Extracted records

★ ★ ★ ★ ★ ★ ★

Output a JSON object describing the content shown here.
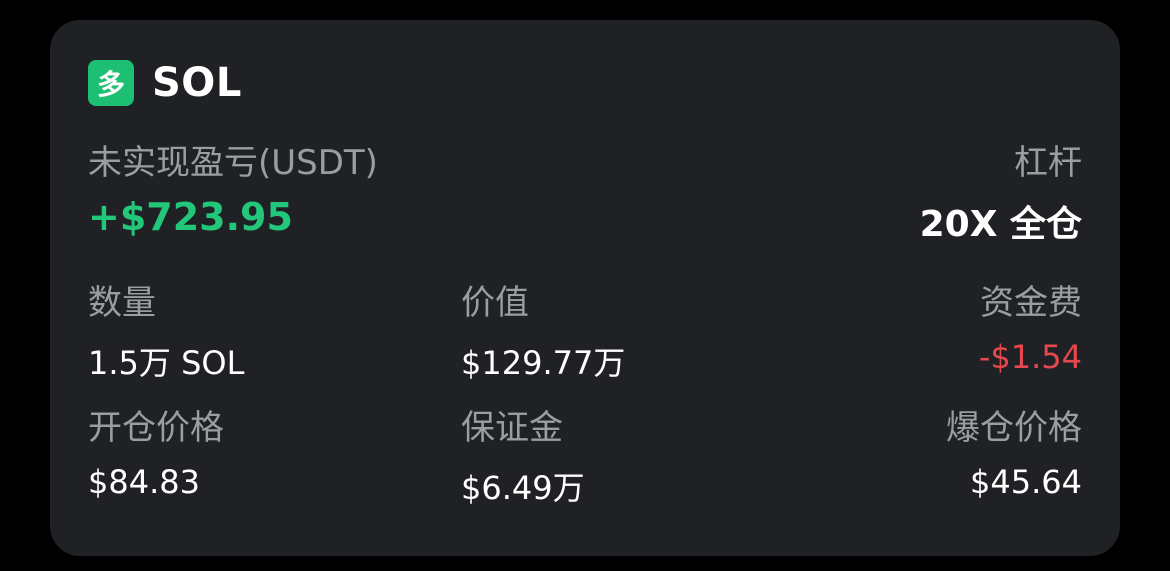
{
  "position": {
    "side_badge": "多",
    "symbol": "SOL",
    "unrealized_pnl_label": "未实现盈亏(USDT)",
    "unrealized_pnl_value": "+$723.95",
    "leverage_label": "杠杆",
    "leverage_value": "20X 全仓",
    "quantity_label": "数量",
    "quantity_value": "1.5万 SOL",
    "value_label": "价值",
    "value_value": "$129.77万",
    "funding_fee_label": "资金费",
    "funding_fee_value": "-$1.54",
    "entry_price_label": "开仓价格",
    "entry_price_value": "$84.83",
    "margin_label": "保证金",
    "margin_value": "$6.49万",
    "liquidation_price_label": "爆仓价格",
    "liquidation_price_value": "$45.64"
  },
  "colors": {
    "background": "#000000",
    "card": "#1f2124",
    "positive": "#22c77a",
    "negative": "#e5484d",
    "badge": "#1dbf73",
    "label": "#9a9da2",
    "text": "#ffffff"
  }
}
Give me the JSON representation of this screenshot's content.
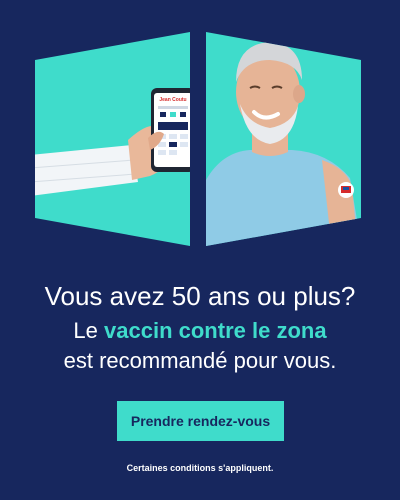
{
  "brand": {
    "name": "Jean Coutu",
    "colors": {
      "background": "#17275e",
      "accent": "#3fdccb",
      "text": "#ffffff"
    }
  },
  "headline": "Vous avez 50 ans ou plus?",
  "subline": {
    "prefix": "Le",
    "highlight": "vaccin contre le zona",
    "suffix": "est recommandé pour vous."
  },
  "cta": {
    "label": "Prendre rendez-vous"
  },
  "disclaimer": "Certaines conditions s'appliquent.",
  "images": {
    "left": "hand-holding-phone-with-booking-app",
    "right": "smiling-senior-man-with-vaccine-bandage"
  },
  "icons": {
    "bandage": "jean-coutu-bandage-icon"
  }
}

★ ★ ★ ★ ★ ★ ★

Reproduce each record from above exactly; pictures do not belong in the copy.

Output a JSON object describing the content shown here.
{
  "position": {
    "side_badge": "多",
    "symbol": "SOL",
    "unrealized_pnl_label": "未实现盈亏(USDT)",
    "unrealized_pnl_value": "+$723.95",
    "leverage_label": "杠杆",
    "leverage_value": "20X 全仓",
    "quantity_label": "数量",
    "quantity_value": "1.5万 SOL",
    "value_label": "价值",
    "value_value": "$129.77万",
    "funding_fee_label": "资金费",
    "funding_fee_value": "-$1.54",
    "entry_price_label": "开仓价格",
    "entry_price_value": "$84.83",
    "margin_label": "保证金",
    "margin_value": "$6.49万",
    "liquidation_price_label": "爆仓价格",
    "liquidation_price_value": "$45.64"
  },
  "colors": {
    "background": "#000000",
    "card": "#1f2124",
    "positive": "#22c77a",
    "negative": "#e5484d",
    "badge": "#1dbf73",
    "label": "#9a9da2",
    "text": "#ffffff"
  }
}
Give me the JSON representation of this screenshot's content.
{
  "brand": {
    "name": "Jean Coutu",
    "colors": {
      "background": "#17275e",
      "accent": "#3fdccb",
      "text": "#ffffff"
    }
  },
  "headline": "Vous avez 50 ans ou plus?",
  "subline": {
    "prefix": "Le",
    "highlight": "vaccin contre le zona",
    "suffix": "est recommandé pour vous."
  },
  "cta": {
    "label": "Prendre rendez-vous"
  },
  "disclaimer": "Certaines conditions s'appliquent.",
  "images": {
    "left": "hand-holding-phone-with-booking-app",
    "right": "smiling-senior-man-with-vaccine-bandage"
  },
  "icons": {
    "bandage": "jean-coutu-bandage-icon"
  }
}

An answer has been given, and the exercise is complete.